» **MATERIALS PROVIDED**:

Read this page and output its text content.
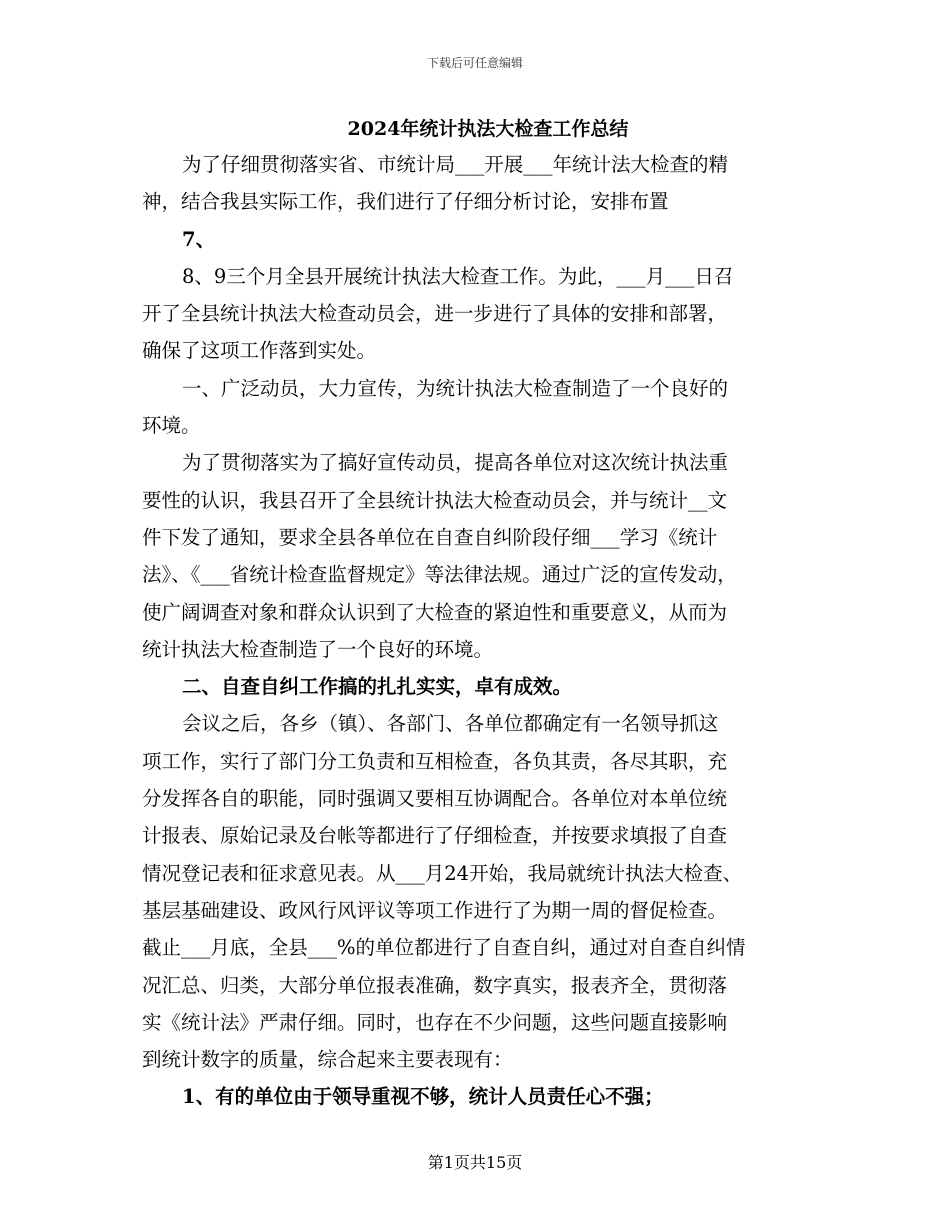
下载后可任意编辑
2024年统计执法大检查工作总结
为了仔细贯彻落实省、市统计局___开展___年统计法大检查的精
神，结合我县实际工作，我们进行了仔细分析讨论，安排布置
7、
8、9三个月全县开展统计执法大检查工作。为此，___月___日召
开了全县统计执法大检查动员会，进一步进行了具体的安排和部署，
确保了这项工作落到实处。
一、广泛动员，大力宣传，为统计执法大检查制造了一个良好的
环境。
为了贯彻落实为了搞好宣传动员，提高各单位对这次统计执法重
要性的认识，我县召开了全县统计执法大检查动员会，并与统计__文
件下发了通知，要求全县各单位在自查自纠阶段仔细___学习《统计
法》、《___省统计检查监督规定》等法律法规。通过广泛的宣传发动，
使广阔调查对象和群众认识到了大检查的紧迫性和重要意义，从而为
统计执法大检查制造了一个良好的环境。
二、自查自纠工作搞的扎扎实实，卓有成效。
会议之后，各乡（镇）、各部门、各单位都确定有一名领导抓这
项工作，实行了部门分工负责和互相检查，各负其责，各尽其职，充
分发挥各自的职能，同时强调又要相互协调配合。各单位对本单位统
计报表、原始记录及台帐等都进行了仔细检查，并按要求填报了自查
情况登记表和征求意见表。从___月24开始，我局就统计执法大检查、
基层基础建设、政风行风评议等项工作进行了为期一周的督促检查。
截止___月底，全县___%的单位都进行了自查自纠，通过对自查自纠情
况汇总、归类，大部分单位报表准确，数字真实，报表齐全，贯彻落
实《统计法》严肃仔细。同时，也存在不少问题，这些问题直接影响
到统计数字的质量，综合起来主要表现有：
1、有的单位由于领导重视不够，统计人员责任心不强；
第1页共15页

» **EXERCISE REQUIREMENTS**: Reproduce the data verbatim. Do not carry any picture into the copy.

» **COMPLETE RESPONSE**:
Read this page and output its text content.
下载后可任意编辑
2024年统计执法大检查工作总结
为了仔细贯彻落实省、市统计局___开展___年统计法大检查的精
神，结合我县实际工作，我们进行了仔细分析讨论，安排布置
7、
8、9三个月全县开展统计执法大检查工作。为此，___月___日召
开了全县统计执法大检查动员会，进一步进行了具体的安排和部署，
确保了这项工作落到实处。
一、广泛动员，大力宣传，为统计执法大检查制造了一个良好的
环境。
为了贯彻落实为了搞好宣传动员，提高各单位对这次统计执法重
要性的认识，我县召开了全县统计执法大检查动员会，并与统计__文
件下发了通知，要求全县各单位在自查自纠阶段仔细___学习《统计
法》、《___省统计检查监督规定》等法律法规。通过广泛的宣传发动，
使广阔调查对象和群众认识到了大检查的紧迫性和重要意义，从而为
统计执法大检查制造了一个良好的环境。
二、自查自纠工作搞的扎扎实实，卓有成效。
会议之后，各乡（镇）、各部门、各单位都确定有一名领导抓这
项工作，实行了部门分工负责和互相检查，各负其责，各尽其职，充
分发挥各自的职能，同时强调又要相互协调配合。各单位对本单位统
计报表、原始记录及台帐等都进行了仔细检查，并按要求填报了自查
情况登记表和征求意见表。从___月24开始，我局就统计执法大检查、
基层基础建设、政风行风评议等项工作进行了为期一周的督促检查。
截止___月底，全县___%的单位都进行了自查自纠，通过对自查自纠情
况汇总、归类，大部分单位报表准确，数字真实，报表齐全，贯彻落
实《统计法》严肃仔细。同时，也存在不少问题，这些问题直接影响
到统计数字的质量，综合起来主要表现有：
1、有的单位由于领导重视不够，统计人员责任心不强；
第1页共15页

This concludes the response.